++++ Extracted material

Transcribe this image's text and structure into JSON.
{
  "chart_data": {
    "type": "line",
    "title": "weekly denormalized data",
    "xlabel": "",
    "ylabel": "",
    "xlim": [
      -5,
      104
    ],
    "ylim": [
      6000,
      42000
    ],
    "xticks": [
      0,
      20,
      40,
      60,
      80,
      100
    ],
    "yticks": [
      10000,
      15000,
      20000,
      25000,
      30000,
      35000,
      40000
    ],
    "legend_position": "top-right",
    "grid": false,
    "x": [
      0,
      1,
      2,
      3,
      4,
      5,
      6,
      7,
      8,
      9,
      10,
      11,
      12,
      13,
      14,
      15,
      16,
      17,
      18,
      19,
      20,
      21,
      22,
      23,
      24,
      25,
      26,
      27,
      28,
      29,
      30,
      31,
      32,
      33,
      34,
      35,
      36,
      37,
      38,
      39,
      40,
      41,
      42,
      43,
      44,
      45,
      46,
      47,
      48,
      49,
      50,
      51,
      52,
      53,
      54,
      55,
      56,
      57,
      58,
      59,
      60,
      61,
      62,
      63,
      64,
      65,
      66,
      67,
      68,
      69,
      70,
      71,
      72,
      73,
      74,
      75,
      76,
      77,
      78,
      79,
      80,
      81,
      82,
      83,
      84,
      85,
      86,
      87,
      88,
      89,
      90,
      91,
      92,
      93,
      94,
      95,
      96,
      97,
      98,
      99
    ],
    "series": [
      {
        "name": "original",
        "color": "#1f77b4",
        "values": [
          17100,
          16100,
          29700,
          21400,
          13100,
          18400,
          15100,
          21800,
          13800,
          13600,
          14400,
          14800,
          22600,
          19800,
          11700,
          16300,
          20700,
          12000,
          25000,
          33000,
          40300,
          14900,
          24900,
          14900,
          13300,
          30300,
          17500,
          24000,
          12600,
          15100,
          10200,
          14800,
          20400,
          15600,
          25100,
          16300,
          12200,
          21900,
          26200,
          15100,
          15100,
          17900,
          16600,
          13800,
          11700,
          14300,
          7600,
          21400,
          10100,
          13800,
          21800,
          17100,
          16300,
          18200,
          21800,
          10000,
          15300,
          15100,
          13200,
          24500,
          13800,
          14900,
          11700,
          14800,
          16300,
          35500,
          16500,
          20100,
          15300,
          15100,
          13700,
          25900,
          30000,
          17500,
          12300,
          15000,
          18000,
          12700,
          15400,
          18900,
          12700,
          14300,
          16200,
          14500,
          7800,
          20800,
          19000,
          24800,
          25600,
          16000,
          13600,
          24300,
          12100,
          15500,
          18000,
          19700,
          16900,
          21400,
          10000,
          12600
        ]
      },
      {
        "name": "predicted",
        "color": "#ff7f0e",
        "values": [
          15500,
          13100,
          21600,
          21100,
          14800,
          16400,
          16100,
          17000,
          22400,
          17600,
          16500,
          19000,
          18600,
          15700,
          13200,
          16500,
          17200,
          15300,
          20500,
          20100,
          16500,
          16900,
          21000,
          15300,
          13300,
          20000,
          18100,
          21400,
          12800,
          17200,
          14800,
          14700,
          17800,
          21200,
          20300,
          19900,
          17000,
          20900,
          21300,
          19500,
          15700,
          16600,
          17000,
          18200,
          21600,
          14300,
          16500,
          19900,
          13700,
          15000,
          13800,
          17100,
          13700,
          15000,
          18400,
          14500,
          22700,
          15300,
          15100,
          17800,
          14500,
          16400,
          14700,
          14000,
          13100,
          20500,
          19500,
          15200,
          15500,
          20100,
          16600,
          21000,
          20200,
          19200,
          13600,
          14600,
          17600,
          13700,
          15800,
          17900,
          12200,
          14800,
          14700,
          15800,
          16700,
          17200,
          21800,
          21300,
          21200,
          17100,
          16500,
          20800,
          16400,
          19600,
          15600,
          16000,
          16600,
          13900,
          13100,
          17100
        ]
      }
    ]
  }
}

++++++++

_Given exercise_
Set down the entries above again, word for word.

_Reply to the task_
Transcribe this image's text and structure into JSON.
{
  "chart_data": {
    "type": "line",
    "title": "weekly denormalized data",
    "xlabel": "",
    "ylabel": "",
    "xlim": [
      -5,
      104
    ],
    "ylim": [
      6000,
      42000
    ],
    "xticks": [
      0,
      20,
      40,
      60,
      80,
      100
    ],
    "yticks": [
      10000,
      15000,
      20000,
      25000,
      30000,
      35000,
      40000
    ],
    "legend_position": "top-right",
    "grid": false,
    "x": [
      0,
      1,
      2,
      3,
      4,
      5,
      6,
      7,
      8,
      9,
      10,
      11,
      12,
      13,
      14,
      15,
      16,
      17,
      18,
      19,
      20,
      21,
      22,
      23,
      24,
      25,
      26,
      27,
      28,
      29,
      30,
      31,
      32,
      33,
      34,
      35,
      36,
      37,
      38,
      39,
      40,
      41,
      42,
      43,
      44,
      45,
      46,
      47,
      48,
      49,
      50,
      51,
      52,
      53,
      54,
      55,
      56,
      57,
      58,
      59,
      60,
      61,
      62,
      63,
      64,
      65,
      66,
      67,
      68,
      69,
      70,
      71,
      72,
      73,
      74,
      75,
      76,
      77,
      78,
      79,
      80,
      81,
      82,
      83,
      84,
      85,
      86,
      87,
      88,
      89,
      90,
      91,
      92,
      93,
      94,
      95,
      96,
      97,
      98,
      99
    ],
    "series": [
      {
        "name": "original",
        "color": "#1f77b4",
        "values": [
          17100,
          16100,
          29700,
          21400,
          13100,
          18400,
          15100,
          21800,
          13800,
          13600,
          14400,
          14800,
          22600,
          19800,
          11700,
          16300,
          20700,
          12000,
          25000,
          33000,
          40300,
          14900,
          24900,
          14900,
          13300,
          30300,
          17500,
          24000,
          12600,
          15100,
          10200,
          14800,
          20400,
          15600,
          25100,
          16300,
          12200,
          21900,
          26200,
          15100,
          15100,
          17900,
          16600,
          13800,
          11700,
          14300,
          7600,
          21400,
          10100,
          13800,
          21800,
          17100,
          16300,
          18200,
          21800,
          10000,
          15300,
          15100,
          13200,
          24500,
          13800,
          14900,
          11700,
          14800,
          16300,
          35500,
          16500,
          20100,
          15300,
          15100,
          13700,
          25900,
          30000,
          17500,
          12300,
          15000,
          18000,
          12700,
          15400,
          18900,
          12700,
          14300,
          16200,
          14500,
          7800,
          20800,
          19000,
          24800,
          25600,
          16000,
          13600,
          24300,
          12100,
          15500,
          18000,
          19700,
          16900,
          21400,
          10000,
          12600
        ]
      },
      {
        "name": "predicted",
        "color": "#ff7f0e",
        "values": [
          15500,
          13100,
          21600,
          21100,
          14800,
          16400,
          16100,
          17000,
          22400,
          17600,
          16500,
          19000,
          18600,
          15700,
          13200,
          16500,
          17200,
          15300,
          20500,
          20100,
          16500,
          16900,
          21000,
          15300,
          13300,
          20000,
          18100,
          21400,
          12800,
          17200,
          14800,
          14700,
          17800,
          21200,
          20300,
          19900,
          17000,
          20900,
          21300,
          19500,
          15700,
          16600,
          17000,
          18200,
          21600,
          14300,
          16500,
          19900,
          13700,
          15000,
          13800,
          17100,
          13700,
          15000,
          18400,
          14500,
          22700,
          15300,
          15100,
          17800,
          14500,
          16400,
          14700,
          14000,
          13100,
          20500,
          19500,
          15200,
          15500,
          20100,
          16600,
          21000,
          20200,
          19200,
          13600,
          14600,
          17600,
          13700,
          15800,
          17900,
          12200,
          14800,
          14700,
          15800,
          16700,
          17200,
          21800,
          21300,
          21200,
          17100,
          16500,
          20800,
          16400,
          19600,
          15600,
          16000,
          16600,
          13900,
          13100,
          17100
        ]
      }
    ]
  }
}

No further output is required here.